WORK TO DO: Keep only those lines of the records that include the string "Дубинина".

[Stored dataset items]
○ ○ ○ ○ ○

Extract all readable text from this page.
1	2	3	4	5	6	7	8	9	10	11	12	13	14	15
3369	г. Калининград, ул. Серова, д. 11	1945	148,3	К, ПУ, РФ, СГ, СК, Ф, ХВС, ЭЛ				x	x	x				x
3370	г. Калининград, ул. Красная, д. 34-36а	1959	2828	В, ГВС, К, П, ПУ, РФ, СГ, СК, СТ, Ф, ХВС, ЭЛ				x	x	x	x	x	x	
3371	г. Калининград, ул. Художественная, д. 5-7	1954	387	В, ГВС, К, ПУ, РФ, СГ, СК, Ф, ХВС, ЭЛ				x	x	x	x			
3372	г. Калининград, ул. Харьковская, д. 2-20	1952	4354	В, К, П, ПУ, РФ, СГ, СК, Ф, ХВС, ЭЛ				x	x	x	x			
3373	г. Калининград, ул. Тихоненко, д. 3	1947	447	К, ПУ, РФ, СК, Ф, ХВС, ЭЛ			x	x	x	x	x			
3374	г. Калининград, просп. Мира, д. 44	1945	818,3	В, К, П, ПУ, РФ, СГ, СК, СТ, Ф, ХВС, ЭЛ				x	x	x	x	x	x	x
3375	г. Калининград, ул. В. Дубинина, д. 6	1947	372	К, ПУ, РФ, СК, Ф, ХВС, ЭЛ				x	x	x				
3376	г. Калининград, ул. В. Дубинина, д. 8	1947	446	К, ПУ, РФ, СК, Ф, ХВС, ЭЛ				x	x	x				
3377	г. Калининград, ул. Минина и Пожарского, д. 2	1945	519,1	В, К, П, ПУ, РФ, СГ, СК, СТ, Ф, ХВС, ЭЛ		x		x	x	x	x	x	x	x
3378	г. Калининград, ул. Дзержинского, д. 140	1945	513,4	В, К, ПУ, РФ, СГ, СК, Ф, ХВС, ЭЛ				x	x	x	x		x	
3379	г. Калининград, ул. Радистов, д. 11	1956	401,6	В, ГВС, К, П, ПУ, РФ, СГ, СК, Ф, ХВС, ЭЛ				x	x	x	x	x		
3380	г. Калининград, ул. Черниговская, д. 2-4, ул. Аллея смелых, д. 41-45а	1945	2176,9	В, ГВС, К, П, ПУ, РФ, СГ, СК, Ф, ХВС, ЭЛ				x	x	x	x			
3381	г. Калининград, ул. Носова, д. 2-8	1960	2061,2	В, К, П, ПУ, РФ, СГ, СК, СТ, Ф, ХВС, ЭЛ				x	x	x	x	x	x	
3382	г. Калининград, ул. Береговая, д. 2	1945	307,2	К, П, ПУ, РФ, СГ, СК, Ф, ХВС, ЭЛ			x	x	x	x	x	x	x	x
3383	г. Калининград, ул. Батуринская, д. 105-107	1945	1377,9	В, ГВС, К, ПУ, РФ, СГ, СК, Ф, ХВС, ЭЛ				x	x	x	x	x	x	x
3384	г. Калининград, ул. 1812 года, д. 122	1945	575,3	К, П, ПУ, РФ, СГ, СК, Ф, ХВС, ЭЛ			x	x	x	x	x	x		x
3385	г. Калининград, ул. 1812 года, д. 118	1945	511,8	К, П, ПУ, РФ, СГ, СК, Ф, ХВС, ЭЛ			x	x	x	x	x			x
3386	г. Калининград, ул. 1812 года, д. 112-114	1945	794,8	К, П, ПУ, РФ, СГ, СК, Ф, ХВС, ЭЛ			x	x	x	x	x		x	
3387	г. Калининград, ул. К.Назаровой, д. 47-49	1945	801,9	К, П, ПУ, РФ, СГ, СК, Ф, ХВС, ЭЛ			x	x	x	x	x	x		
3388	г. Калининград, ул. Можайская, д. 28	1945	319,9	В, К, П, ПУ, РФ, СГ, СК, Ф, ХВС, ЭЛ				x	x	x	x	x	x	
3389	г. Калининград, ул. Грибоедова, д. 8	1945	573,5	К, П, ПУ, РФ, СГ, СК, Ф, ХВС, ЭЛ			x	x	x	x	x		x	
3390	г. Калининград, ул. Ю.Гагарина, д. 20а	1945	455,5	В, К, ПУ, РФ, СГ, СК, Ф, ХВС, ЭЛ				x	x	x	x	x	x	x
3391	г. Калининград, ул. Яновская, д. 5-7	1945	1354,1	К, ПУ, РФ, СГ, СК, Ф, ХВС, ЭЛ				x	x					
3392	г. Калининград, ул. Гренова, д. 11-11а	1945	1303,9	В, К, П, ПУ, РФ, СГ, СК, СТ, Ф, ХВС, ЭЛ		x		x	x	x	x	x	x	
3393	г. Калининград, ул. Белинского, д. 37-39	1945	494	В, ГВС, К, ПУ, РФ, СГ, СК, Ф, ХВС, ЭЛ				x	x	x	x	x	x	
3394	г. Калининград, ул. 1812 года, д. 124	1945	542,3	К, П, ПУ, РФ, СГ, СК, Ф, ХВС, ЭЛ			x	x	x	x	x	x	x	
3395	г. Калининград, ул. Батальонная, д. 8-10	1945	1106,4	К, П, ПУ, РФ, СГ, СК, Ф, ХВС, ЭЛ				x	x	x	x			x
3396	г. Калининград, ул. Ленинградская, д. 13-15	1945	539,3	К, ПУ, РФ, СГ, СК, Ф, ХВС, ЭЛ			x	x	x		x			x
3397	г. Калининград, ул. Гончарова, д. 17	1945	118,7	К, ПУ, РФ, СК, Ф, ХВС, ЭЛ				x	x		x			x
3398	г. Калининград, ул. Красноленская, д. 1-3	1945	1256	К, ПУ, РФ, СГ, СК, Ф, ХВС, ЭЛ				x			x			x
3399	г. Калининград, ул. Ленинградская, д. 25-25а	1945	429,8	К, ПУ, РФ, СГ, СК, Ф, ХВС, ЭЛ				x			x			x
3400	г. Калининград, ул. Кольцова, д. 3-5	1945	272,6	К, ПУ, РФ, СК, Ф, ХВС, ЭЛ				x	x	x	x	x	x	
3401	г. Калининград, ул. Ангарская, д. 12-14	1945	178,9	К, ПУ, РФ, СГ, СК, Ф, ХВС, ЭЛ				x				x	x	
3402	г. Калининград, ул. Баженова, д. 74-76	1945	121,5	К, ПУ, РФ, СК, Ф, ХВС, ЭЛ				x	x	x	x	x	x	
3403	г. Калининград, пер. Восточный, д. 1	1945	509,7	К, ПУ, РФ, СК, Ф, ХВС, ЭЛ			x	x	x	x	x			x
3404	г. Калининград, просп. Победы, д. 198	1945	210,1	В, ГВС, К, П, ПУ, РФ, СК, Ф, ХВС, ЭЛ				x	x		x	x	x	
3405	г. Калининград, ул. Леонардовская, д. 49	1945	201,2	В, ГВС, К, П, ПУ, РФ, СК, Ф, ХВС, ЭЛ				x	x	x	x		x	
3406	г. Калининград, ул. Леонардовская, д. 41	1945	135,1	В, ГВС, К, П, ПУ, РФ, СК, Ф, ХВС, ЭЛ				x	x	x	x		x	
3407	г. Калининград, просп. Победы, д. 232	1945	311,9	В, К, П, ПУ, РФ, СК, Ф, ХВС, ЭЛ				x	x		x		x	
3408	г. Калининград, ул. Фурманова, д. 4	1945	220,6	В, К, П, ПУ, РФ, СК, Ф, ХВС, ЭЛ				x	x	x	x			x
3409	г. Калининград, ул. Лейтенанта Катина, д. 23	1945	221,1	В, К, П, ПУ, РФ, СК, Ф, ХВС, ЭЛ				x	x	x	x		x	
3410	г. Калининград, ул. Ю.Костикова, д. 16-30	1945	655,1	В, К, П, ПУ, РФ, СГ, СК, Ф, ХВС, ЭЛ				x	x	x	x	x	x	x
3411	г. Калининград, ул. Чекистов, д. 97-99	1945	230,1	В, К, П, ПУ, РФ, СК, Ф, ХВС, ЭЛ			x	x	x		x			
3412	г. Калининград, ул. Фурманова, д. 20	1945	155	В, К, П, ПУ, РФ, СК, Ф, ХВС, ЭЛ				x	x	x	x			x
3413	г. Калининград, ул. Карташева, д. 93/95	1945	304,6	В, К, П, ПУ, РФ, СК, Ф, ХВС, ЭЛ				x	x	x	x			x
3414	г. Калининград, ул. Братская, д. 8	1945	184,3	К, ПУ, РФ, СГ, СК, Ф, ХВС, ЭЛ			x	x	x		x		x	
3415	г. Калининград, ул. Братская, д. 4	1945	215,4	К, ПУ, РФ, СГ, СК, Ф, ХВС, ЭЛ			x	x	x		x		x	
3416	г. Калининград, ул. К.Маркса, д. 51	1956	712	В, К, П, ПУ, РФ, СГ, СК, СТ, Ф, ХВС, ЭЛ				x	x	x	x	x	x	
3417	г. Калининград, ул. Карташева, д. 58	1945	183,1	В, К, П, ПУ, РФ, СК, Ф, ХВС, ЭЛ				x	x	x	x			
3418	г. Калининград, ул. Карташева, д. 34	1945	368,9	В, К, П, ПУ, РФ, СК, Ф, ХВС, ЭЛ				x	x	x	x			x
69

○ ○ ○ ○ ○

EXPECTED ANSWER:
3375	г. Калининград, ул. В. Дубинина, д. 6	1947	372	К, ПУ, РФ, СК, Ф, ХВС, ЭЛ				x	x	x				
3376	г. Калининград, ул. В. Дубинина, д. 8	1947	446	К, ПУ, РФ, СК, Ф, ХВС, ЭЛ				x	x	x				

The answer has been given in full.